** BEGIN DATA SHOWN **
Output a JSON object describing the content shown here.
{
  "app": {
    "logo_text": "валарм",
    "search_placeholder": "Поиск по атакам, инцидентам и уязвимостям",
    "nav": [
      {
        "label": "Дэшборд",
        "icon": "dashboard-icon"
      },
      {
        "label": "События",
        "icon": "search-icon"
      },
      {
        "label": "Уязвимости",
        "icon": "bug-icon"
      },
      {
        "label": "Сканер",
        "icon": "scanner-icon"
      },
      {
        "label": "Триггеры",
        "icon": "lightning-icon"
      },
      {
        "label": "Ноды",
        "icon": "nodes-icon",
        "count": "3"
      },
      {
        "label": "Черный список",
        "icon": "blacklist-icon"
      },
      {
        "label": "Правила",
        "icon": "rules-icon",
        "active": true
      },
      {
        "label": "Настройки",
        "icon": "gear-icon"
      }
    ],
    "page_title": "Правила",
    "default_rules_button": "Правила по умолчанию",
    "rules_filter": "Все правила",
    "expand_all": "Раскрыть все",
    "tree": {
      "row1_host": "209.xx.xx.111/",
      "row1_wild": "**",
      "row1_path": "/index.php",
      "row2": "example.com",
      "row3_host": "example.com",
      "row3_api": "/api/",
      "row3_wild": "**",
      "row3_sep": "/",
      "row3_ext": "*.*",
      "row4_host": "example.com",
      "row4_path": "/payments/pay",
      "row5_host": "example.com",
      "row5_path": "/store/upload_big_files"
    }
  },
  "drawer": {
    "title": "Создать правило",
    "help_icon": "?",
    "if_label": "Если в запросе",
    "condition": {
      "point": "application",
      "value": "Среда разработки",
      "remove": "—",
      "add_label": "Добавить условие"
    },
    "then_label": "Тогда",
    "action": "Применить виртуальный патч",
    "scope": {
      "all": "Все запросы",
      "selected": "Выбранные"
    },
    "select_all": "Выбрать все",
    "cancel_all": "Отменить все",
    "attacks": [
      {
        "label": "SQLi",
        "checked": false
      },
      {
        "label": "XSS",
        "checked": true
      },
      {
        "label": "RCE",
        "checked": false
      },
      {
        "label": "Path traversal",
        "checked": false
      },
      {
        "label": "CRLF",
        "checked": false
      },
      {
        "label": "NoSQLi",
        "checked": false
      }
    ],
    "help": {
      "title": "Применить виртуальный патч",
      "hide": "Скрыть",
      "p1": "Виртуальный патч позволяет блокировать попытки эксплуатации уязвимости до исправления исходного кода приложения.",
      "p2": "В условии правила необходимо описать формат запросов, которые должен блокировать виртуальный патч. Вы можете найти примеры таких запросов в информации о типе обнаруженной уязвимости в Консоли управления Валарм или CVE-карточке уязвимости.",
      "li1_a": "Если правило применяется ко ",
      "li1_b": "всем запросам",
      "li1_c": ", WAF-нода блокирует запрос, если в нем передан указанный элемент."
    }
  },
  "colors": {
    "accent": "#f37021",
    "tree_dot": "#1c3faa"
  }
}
** END DATA SHOWN **
** BEGIN DATA SHOWN **
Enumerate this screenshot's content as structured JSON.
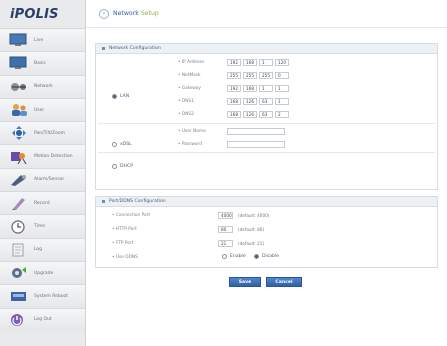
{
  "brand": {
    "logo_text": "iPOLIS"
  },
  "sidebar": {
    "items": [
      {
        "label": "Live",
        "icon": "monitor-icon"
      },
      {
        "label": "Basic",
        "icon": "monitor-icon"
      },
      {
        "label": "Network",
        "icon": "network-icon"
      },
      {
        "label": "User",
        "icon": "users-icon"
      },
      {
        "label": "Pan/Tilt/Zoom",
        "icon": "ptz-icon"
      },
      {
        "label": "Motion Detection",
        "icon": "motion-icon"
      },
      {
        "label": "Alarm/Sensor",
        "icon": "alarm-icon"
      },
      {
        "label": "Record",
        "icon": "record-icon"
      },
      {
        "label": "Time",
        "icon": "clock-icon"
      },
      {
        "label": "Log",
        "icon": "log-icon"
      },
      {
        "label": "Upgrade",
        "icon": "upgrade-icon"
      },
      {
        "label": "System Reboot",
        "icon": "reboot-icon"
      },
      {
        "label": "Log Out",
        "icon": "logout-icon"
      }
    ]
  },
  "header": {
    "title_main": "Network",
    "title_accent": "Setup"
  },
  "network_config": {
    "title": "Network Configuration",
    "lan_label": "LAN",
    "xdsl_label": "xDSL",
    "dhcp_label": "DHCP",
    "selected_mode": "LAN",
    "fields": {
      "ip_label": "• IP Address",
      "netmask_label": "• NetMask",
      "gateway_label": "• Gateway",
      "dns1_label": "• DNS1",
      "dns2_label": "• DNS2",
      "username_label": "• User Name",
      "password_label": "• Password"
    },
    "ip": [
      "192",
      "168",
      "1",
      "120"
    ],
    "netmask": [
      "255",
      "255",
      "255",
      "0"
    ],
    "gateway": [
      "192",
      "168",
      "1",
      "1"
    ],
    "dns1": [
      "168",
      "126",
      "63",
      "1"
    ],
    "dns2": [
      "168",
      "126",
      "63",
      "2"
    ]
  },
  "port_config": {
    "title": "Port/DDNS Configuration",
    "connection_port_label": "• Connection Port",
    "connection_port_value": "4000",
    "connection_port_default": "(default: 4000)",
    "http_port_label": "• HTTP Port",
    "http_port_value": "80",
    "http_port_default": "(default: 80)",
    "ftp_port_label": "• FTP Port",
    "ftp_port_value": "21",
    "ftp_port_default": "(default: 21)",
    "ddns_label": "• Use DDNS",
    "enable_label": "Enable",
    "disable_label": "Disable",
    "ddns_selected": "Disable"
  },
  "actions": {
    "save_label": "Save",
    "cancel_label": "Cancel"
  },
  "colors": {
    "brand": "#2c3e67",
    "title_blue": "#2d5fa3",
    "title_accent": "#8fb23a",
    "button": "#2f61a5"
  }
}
** END DATA SHOWN **
* OBJECTIVE *
Using the data above, copy each line that contains "Disable".

* OUTPUT *
    "disable_label": "Disable",
    "ddns_selected": "Disable"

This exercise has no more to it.